JOB:
Set down each entry from the block beneath, exactly as written.

----

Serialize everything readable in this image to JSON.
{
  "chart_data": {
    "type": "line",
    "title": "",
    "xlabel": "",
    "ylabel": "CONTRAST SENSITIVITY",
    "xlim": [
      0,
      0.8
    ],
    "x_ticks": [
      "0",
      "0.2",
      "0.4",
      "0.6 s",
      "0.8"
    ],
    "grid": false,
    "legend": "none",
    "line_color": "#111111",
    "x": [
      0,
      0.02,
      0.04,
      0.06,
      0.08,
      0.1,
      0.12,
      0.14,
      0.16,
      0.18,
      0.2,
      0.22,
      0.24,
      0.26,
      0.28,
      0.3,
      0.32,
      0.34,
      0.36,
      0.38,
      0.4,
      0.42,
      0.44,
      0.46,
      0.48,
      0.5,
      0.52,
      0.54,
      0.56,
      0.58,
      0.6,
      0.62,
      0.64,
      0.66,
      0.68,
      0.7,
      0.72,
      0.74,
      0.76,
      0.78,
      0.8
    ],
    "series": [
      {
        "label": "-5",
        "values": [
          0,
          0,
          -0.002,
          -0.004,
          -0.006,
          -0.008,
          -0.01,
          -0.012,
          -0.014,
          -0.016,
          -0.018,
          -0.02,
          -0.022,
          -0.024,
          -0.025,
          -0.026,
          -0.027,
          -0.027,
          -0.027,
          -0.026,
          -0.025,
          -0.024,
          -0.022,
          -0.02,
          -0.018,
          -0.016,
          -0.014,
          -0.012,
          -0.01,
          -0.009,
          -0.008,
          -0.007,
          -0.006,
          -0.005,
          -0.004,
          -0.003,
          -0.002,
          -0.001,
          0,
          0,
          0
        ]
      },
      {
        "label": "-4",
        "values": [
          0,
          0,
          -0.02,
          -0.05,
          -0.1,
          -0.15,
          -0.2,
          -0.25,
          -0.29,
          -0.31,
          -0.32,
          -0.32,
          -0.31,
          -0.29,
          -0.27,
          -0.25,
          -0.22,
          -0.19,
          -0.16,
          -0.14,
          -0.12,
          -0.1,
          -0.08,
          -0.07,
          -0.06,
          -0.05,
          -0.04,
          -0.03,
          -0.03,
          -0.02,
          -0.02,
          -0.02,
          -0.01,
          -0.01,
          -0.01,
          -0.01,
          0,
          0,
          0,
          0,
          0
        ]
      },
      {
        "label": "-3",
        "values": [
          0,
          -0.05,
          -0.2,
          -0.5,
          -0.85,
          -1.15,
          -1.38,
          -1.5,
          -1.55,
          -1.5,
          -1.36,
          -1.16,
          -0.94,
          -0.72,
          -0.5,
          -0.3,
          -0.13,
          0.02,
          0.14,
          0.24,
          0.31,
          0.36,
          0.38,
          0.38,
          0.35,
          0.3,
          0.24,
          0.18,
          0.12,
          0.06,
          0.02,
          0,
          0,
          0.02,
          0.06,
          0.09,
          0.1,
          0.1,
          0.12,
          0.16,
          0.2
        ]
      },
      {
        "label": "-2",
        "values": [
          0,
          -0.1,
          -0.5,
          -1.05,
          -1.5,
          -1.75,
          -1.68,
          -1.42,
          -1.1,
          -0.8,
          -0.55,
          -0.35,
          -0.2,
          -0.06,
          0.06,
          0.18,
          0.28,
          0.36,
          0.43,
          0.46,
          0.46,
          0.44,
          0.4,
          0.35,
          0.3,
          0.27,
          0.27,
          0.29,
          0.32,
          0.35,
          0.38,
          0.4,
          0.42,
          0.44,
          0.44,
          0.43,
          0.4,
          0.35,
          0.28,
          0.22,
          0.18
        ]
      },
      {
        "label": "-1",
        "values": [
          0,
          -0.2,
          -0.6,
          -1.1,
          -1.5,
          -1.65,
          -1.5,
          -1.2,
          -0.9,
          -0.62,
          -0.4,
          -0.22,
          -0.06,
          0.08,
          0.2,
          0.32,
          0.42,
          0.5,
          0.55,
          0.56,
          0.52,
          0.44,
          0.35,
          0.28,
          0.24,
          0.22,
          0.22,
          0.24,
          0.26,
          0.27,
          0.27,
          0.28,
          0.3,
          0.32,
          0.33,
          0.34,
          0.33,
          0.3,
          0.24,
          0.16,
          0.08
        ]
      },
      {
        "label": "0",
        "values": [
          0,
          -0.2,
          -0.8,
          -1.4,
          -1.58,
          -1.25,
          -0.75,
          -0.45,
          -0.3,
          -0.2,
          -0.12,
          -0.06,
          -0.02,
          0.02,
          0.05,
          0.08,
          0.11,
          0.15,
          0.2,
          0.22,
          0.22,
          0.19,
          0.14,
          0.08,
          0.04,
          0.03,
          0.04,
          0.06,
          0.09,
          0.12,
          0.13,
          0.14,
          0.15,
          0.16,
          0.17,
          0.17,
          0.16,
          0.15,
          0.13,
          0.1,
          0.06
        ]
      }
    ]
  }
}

----

SOLVED EXERCISE:
Serialize everything readable in this image to JSON.
{
  "chart_data": {
    "type": "line",
    "title": "",
    "xlabel": "",
    "ylabel": "CONTRAST SENSITIVITY",
    "xlim": [
      0,
      0.8
    ],
    "x_ticks": [
      "0",
      "0.2",
      "0.4",
      "0.6 s",
      "0.8"
    ],
    "grid": false,
    "legend": "none",
    "line_color": "#111111",
    "x": [
      0,
      0.02,
      0.04,
      0.06,
      0.08,
      0.1,
      0.12,
      0.14,
      0.16,
      0.18,
      0.2,
      0.22,
      0.24,
      0.26,
      0.28,
      0.3,
      0.32,
      0.34,
      0.36,
      0.38,
      0.4,
      0.42,
      0.44,
      0.46,
      0.48,
      0.5,
      0.52,
      0.54,
      0.56,
      0.58,
      0.6,
      0.62,
      0.64,
      0.66,
      0.68,
      0.7,
      0.72,
      0.74,
      0.76,
      0.78,
      0.8
    ],
    "series": [
      {
        "label": "-5",
        "values": [
          0,
          0,
          -0.002,
          -0.004,
          -0.006,
          -0.008,
          -0.01,
          -0.012,
          -0.014,
          -0.016,
          -0.018,
          -0.02,
          -0.022,
          -0.024,
          -0.025,
          -0.026,
          -0.027,
          -0.027,
          -0.027,
          -0.026,
          -0.025,
          -0.024,
          -0.022,
          -0.02,
          -0.018,
          -0.016,
          -0.014,
          -0.012,
          -0.01,
          -0.009,
          -0.008,
          -0.007,
          -0.006,
          -0.005,
          -0.004,
          -0.003,
          -0.002,
          -0.001,
          0,
          0,
          0
        ]
      },
      {
        "label": "-4",
        "values": [
          0,
          0,
          -0.02,
          -0.05,
          -0.1,
          -0.15,
          -0.2,
          -0.25,
          -0.29,
          -0.31,
          -0.32,
          -0.32,
          -0.31,
          -0.29,
          -0.27,
          -0.25,
          -0.22,
          -0.19,
          -0.16,
          -0.14,
          -0.12,
          -0.1,
          -0.08,
          -0.07,
          -0.06,
          -0.05,
          -0.04,
          -0.03,
          -0.03,
          -0.02,
          -0.02,
          -0.02,
          -0.01,
          -0.01,
          -0.01,
          -0.01,
          0,
          0,
          0,
          0,
          0
        ]
      },
      {
        "label": "-3",
        "values": [
          0,
          -0.05,
          -0.2,
          -0.5,
          -0.85,
          -1.15,
          -1.38,
          -1.5,
          -1.55,
          -1.5,
          -1.36,
          -1.16,
          -0.94,
          -0.72,
          -0.5,
          -0.3,
          -0.13,
          0.02,
          0.14,
          0.24,
          0.31,
          0.36,
          0.38,
          0.38,
          0.35,
          0.3,
          0.24,
          0.18,
          0.12,
          0.06,
          0.02,
          0,
          0,
          0.02,
          0.06,
          0.09,
          0.1,
          0.1,
          0.12,
          0.16,
          0.2
        ]
      },
      {
        "label": "-2",
        "values": [
          0,
          -0.1,
          -0.5,
          -1.05,
          -1.5,
          -1.75,
          -1.68,
          -1.42,
          -1.1,
          -0.8,
          -0.55,
          -0.35,
          -0.2,
          -0.06,
          0.06,
          0.18,
          0.28,
          0.36,
          0.43,
          0.46,
          0.46,
          0.44,
          0.4,
          0.35,
          0.3,
          0.27,
          0.27,
          0.29,
          0.32,
          0.35,
          0.38,
          0.4,
          0.42,
          0.44,
          0.44,
          0.43,
          0.4,
          0.35,
          0.28,
          0.22,
          0.18
        ]
      },
      {
        "label": "-1",
        "values": [
          0,
          -0.2,
          -0.6,
          -1.1,
          -1.5,
          -1.65,
          -1.5,
          -1.2,
          -0.9,
          -0.62,
          -0.4,
          -0.22,
          -0.06,
          0.08,
          0.2,
          0.32,
          0.42,
          0.5,
          0.55,
          0.56,
          0.52,
          0.44,
          0.35,
          0.28,
          0.24,
          0.22,
          0.22,
          0.24,
          0.26,
          0.27,
          0.27,
          0.28,
          0.3,
          0.32,
          0.33,
          0.34,
          0.33,
          0.3,
          0.24,
          0.16,
          0.08
        ]
      },
      {
        "label": "0",
        "values": [
          0,
          -0.2,
          -0.8,
          -1.4,
          -1.58,
          -1.25,
          -0.75,
          -0.45,
          -0.3,
          -0.2,
          -0.12,
          -0.06,
          -0.02,
          0.02,
          0.05,
          0.08,
          0.11,
          0.15,
          0.2,
          0.22,
          0.22,
          0.19,
          0.14,
          0.08,
          0.04,
          0.03,
          0.04,
          0.06,
          0.09,
          0.12,
          0.13,
          0.14,
          0.15,
          0.16,
          0.17,
          0.17,
          0.16,
          0.15,
          0.13,
          0.1,
          0.06
        ]
      }
    ]
  }
}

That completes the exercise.